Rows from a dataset
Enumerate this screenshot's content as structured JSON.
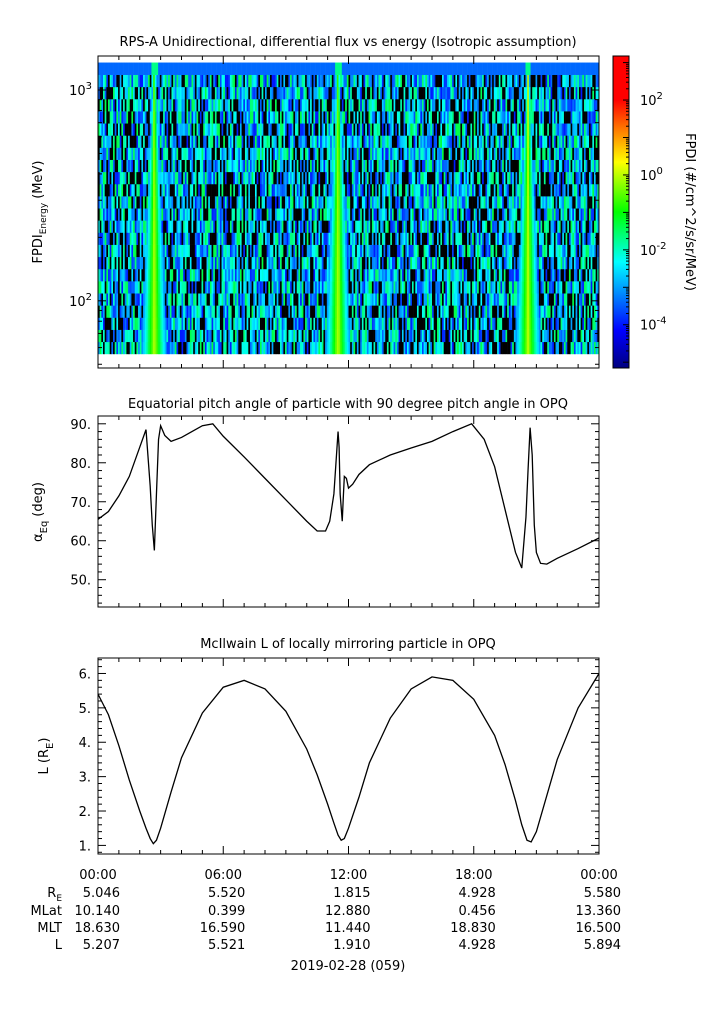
{
  "chart_data": [
    {
      "type": "heatmap",
      "title": "RPS-A Unidirectional, differential flux vs energy (Isotropic assumption)",
      "ylabel_main": "FPDI",
      "ylabel_sub": "Energy",
      "ylabel_unit": "(MeV)",
      "yscale": "log",
      "ylim": [
        48,
        1450
      ],
      "y_ticks": [
        {
          "value": 100,
          "base": "10",
          "exp": "2"
        },
        {
          "value": 1000,
          "base": "10",
          "exp": "3"
        }
      ],
      "energy_range": [
        56,
        1350
      ],
      "energy_bins": 24,
      "time_bins": 300,
      "colorbar": {
        "label": "FPDI (#/cm^2/s/sr/MeV)",
        "scale": "log",
        "range": [
          7e-06,
          1500
        ],
        "ticks": [
          {
            "value": 100,
            "base": "10",
            "exp": "2"
          },
          {
            "value": 1,
            "base": "10",
            "exp": "0"
          },
          {
            "value": 0.01,
            "base": "10",
            "exp": "-2"
          },
          {
            "value": 0.0001,
            "base": "10",
            "exp": "-4"
          }
        ]
      },
      "features": [
        {
          "kind": "enhanced flux band",
          "center_hour": 2.7,
          "description": "radiation belt crossing"
        },
        {
          "kind": "enhanced flux band",
          "center_hour": 11.5,
          "description": "radiation belt crossing"
        },
        {
          "kind": "enhanced flux band",
          "center_hour": 20.6,
          "description": "radiation belt crossing"
        }
      ],
      "background_flux_range": [
        0.0001,
        0.05
      ],
      "peak_flux": 1.0
    },
    {
      "type": "line",
      "title": "Equatorial pitch angle of particle with 90 degree pitch angle in OPQ",
      "ylabel_main": "α",
      "ylabel_sub": "Eq",
      "ylabel_unit": "(deg)",
      "ylim": [
        43,
        92
      ],
      "y_ticks": [
        "50.",
        "60.",
        "70.",
        "80.",
        "90."
      ],
      "y_tick_values": [
        50,
        60,
        70,
        80,
        90
      ],
      "series": [
        {
          "x": [
            0,
            0.5,
            1,
            1.5,
            2,
            2.3,
            2.5,
            2.6,
            2.7,
            2.8,
            2.9,
            3.0,
            3.2,
            3.5,
            4,
            4.5,
            5,
            5.5,
            6,
            7,
            8,
            9,
            10,
            10.5,
            10.9,
            11.1,
            11.3,
            11.5,
            11.55,
            11.6,
            11.7,
            11.75,
            11.8,
            11.9,
            12.0,
            12.2,
            12.5,
            13,
            14,
            15,
            16,
            17,
            17.9,
            18.5,
            19,
            19.5,
            20.0,
            20.3,
            20.5,
            20.6,
            20.7,
            20.8,
            20.9,
            21.0,
            21.2,
            21.5,
            22,
            23,
            24
          ],
          "y": [
            65.5,
            67.5,
            71.5,
            76.5,
            84,
            88.5,
            74,
            64,
            57.5,
            72,
            86,
            89.5,
            87,
            85.5,
            86.5,
            88,
            89.5,
            90,
            86.8,
            81.5,
            76,
            70.5,
            65,
            62.5,
            62.5,
            65,
            72,
            88,
            84,
            72,
            65,
            71,
            76.5,
            76,
            73.5,
            74.5,
            77,
            79.5,
            82,
            83.8,
            85.5,
            88,
            90,
            86,
            79,
            68,
            57,
            53,
            66,
            78,
            89,
            82,
            64,
            57,
            54.2,
            54,
            55.5,
            58,
            60.7
          ]
        }
      ]
    },
    {
      "type": "line",
      "title": "McIlwain L of locally mirroring particle in OPQ",
      "ylabel_main": "L (R",
      "ylabel_sub": "E",
      "ylabel_unit": ")",
      "ylim": [
        0.75,
        6.45
      ],
      "y_ticks": [
        "1.",
        "2.",
        "3.",
        "4.",
        "5.",
        "6."
      ],
      "y_tick_values": [
        1,
        2,
        3,
        4,
        5,
        6
      ],
      "series": [
        {
          "x": [
            0,
            0.5,
            1,
            1.5,
            2,
            2.3,
            2.5,
            2.65,
            2.8,
            3,
            3.5,
            4,
            5,
            6,
            7,
            8,
            9,
            10,
            10.5,
            11,
            11.3,
            11.5,
            11.65,
            11.8,
            12,
            12.5,
            13,
            14,
            15,
            16,
            17,
            18,
            19,
            19.5,
            20,
            20.3,
            20.55,
            20.75,
            21,
            21.5,
            22,
            23,
            24
          ],
          "x_note": "hours UT",
          "y": [
            5.4,
            4.8,
            3.9,
            2.9,
            2.0,
            1.5,
            1.2,
            1.05,
            1.15,
            1.5,
            2.55,
            3.55,
            4.85,
            5.6,
            5.8,
            5.55,
            4.9,
            3.8,
            3.05,
            2.2,
            1.65,
            1.3,
            1.15,
            1.2,
            1.5,
            2.4,
            3.4,
            4.7,
            5.55,
            5.9,
            5.8,
            5.25,
            4.2,
            3.35,
            2.3,
            1.6,
            1.15,
            1.1,
            1.4,
            2.45,
            3.5,
            5.0,
            6.0
          ]
        }
      ]
    }
  ],
  "x_axis": {
    "tick_labels": [
      "00:00",
      "06:00",
      "12:00",
      "18:00",
      "00:00"
    ],
    "date_label": "2019-02-28 (059)",
    "range_hours": [
      0,
      24
    ]
  },
  "ephemeris": {
    "rows": [
      {
        "label_main": "R",
        "label_sub": "E",
        "values": [
          "5.046",
          "5.520",
          "1.815",
          "4.928",
          "5.580"
        ]
      },
      {
        "label_main": "MLat",
        "label_sub": "",
        "values": [
          "10.140",
          "0.399",
          "12.880",
          "0.456",
          "13.360"
        ]
      },
      {
        "label_main": "MLT",
        "label_sub": "",
        "values": [
          "18.630",
          "16.590",
          "11.440",
          "18.830",
          "16.500"
        ]
      },
      {
        "label_main": "L",
        "label_sub": "",
        "values": [
          "5.207",
          "5.521",
          "1.910",
          "4.928",
          "5.894"
        ]
      }
    ]
  }
}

What you need to do:
Omit the pictures, and quote the material above exactly as given.

Task response:
Enumerate this screenshot's content as structured JSON.
{
  "chart_data": [
    {
      "type": "heatmap",
      "title": "RPS-A Unidirectional, differential flux vs energy (Isotropic assumption)",
      "ylabel_main": "FPDI",
      "ylabel_sub": "Energy",
      "ylabel_unit": "(MeV)",
      "yscale": "log",
      "ylim": [
        48,
        1450
      ],
      "y_ticks": [
        {
          "value": 100,
          "base": "10",
          "exp": "2"
        },
        {
          "value": 1000,
          "base": "10",
          "exp": "3"
        }
      ],
      "energy_range": [
        56,
        1350
      ],
      "energy_bins": 24,
      "time_bins": 300,
      "colorbar": {
        "label": "FPDI (#/cm^2/s/sr/MeV)",
        "scale": "log",
        "range": [
          7e-06,
          1500
        ],
        "ticks": [
          {
            "value": 100,
            "base": "10",
            "exp": "2"
          },
          {
            "value": 1,
            "base": "10",
            "exp": "0"
          },
          {
            "value": 0.01,
            "base": "10",
            "exp": "-2"
          },
          {
            "value": 0.0001,
            "base": "10",
            "exp": "-4"
          }
        ]
      },
      "features": [
        {
          "kind": "enhanced flux band",
          "center_hour": 2.7,
          "description": "radiation belt crossing"
        },
        {
          "kind": "enhanced flux band",
          "center_hour": 11.5,
          "description": "radiation belt crossing"
        },
        {
          "kind": "enhanced flux band",
          "center_hour": 20.6,
          "description": "radiation belt crossing"
        }
      ],
      "background_flux_range": [
        0.0001,
        0.05
      ],
      "peak_flux": 1.0
    },
    {
      "type": "line",
      "title": "Equatorial pitch angle of particle with 90 degree pitch angle in OPQ",
      "ylabel_main": "α",
      "ylabel_sub": "Eq",
      "ylabel_unit": "(deg)",
      "ylim": [
        43,
        92
      ],
      "y_ticks": [
        "50.",
        "60.",
        "70.",
        "80.",
        "90."
      ],
      "y_tick_values": [
        50,
        60,
        70,
        80,
        90
      ],
      "series": [
        {
          "x": [
            0,
            0.5,
            1,
            1.5,
            2,
            2.3,
            2.5,
            2.6,
            2.7,
            2.8,
            2.9,
            3.0,
            3.2,
            3.5,
            4,
            4.5,
            5,
            5.5,
            6,
            7,
            8,
            9,
            10,
            10.5,
            10.9,
            11.1,
            11.3,
            11.5,
            11.55,
            11.6,
            11.7,
            11.75,
            11.8,
            11.9,
            12.0,
            12.2,
            12.5,
            13,
            14,
            15,
            16,
            17,
            17.9,
            18.5,
            19,
            19.5,
            20.0,
            20.3,
            20.5,
            20.6,
            20.7,
            20.8,
            20.9,
            21.0,
            21.2,
            21.5,
            22,
            23,
            24
          ],
          "y": [
            65.5,
            67.5,
            71.5,
            76.5,
            84,
            88.5,
            74,
            64,
            57.5,
            72,
            86,
            89.5,
            87,
            85.5,
            86.5,
            88,
            89.5,
            90,
            86.8,
            81.5,
            76,
            70.5,
            65,
            62.5,
            62.5,
            65,
            72,
            88,
            84,
            72,
            65,
            71,
            76.5,
            76,
            73.5,
            74.5,
            77,
            79.5,
            82,
            83.8,
            85.5,
            88,
            90,
            86,
            79,
            68,
            57,
            53,
            66,
            78,
            89,
            82,
            64,
            57,
            54.2,
            54,
            55.5,
            58,
            60.7
          ]
        }
      ]
    },
    {
      "type": "line",
      "title": "McIlwain L of locally mirroring particle in OPQ",
      "ylabel_main": "L (R",
      "ylabel_sub": "E",
      "ylabel_unit": ")",
      "ylim": [
        0.75,
        6.45
      ],
      "y_ticks": [
        "1.",
        "2.",
        "3.",
        "4.",
        "5.",
        "6."
      ],
      "y_tick_values": [
        1,
        2,
        3,
        4,
        5,
        6
      ],
      "series": [
        {
          "x": [
            0,
            0.5,
            1,
            1.5,
            2,
            2.3,
            2.5,
            2.65,
            2.8,
            3,
            3.5,
            4,
            5,
            6,
            7,
            8,
            9,
            10,
            10.5,
            11,
            11.3,
            11.5,
            11.65,
            11.8,
            12,
            12.5,
            13,
            14,
            15,
            16,
            17,
            18,
            19,
            19.5,
            20,
            20.3,
            20.55,
            20.75,
            21,
            21.5,
            22,
            23,
            24
          ],
          "x_note": "hours UT",
          "y": [
            5.4,
            4.8,
            3.9,
            2.9,
            2.0,
            1.5,
            1.2,
            1.05,
            1.15,
            1.5,
            2.55,
            3.55,
            4.85,
            5.6,
            5.8,
            5.55,
            4.9,
            3.8,
            3.05,
            2.2,
            1.65,
            1.3,
            1.15,
            1.2,
            1.5,
            2.4,
            3.4,
            4.7,
            5.55,
            5.9,
            5.8,
            5.25,
            4.2,
            3.35,
            2.3,
            1.6,
            1.15,
            1.1,
            1.4,
            2.45,
            3.5,
            5.0,
            6.0
          ]
        }
      ]
    }
  ],
  "x_axis": {
    "tick_labels": [
      "00:00",
      "06:00",
      "12:00",
      "18:00",
      "00:00"
    ],
    "date_label": "2019-02-28 (059)",
    "range_hours": [
      0,
      24
    ]
  },
  "ephemeris": {
    "rows": [
      {
        "label_main": "R",
        "label_sub": "E",
        "values": [
          "5.046",
          "5.520",
          "1.815",
          "4.928",
          "5.580"
        ]
      },
      {
        "label_main": "MLat",
        "label_sub": "",
        "values": [
          "10.140",
          "0.399",
          "12.880",
          "0.456",
          "13.360"
        ]
      },
      {
        "label_main": "MLT",
        "label_sub": "",
        "values": [
          "18.630",
          "16.590",
          "11.440",
          "18.830",
          "16.500"
        ]
      },
      {
        "label_main": "L",
        "label_sub": "",
        "values": [
          "5.207",
          "5.521",
          "1.910",
          "4.928",
          "5.894"
        ]
      }
    ]
  }
}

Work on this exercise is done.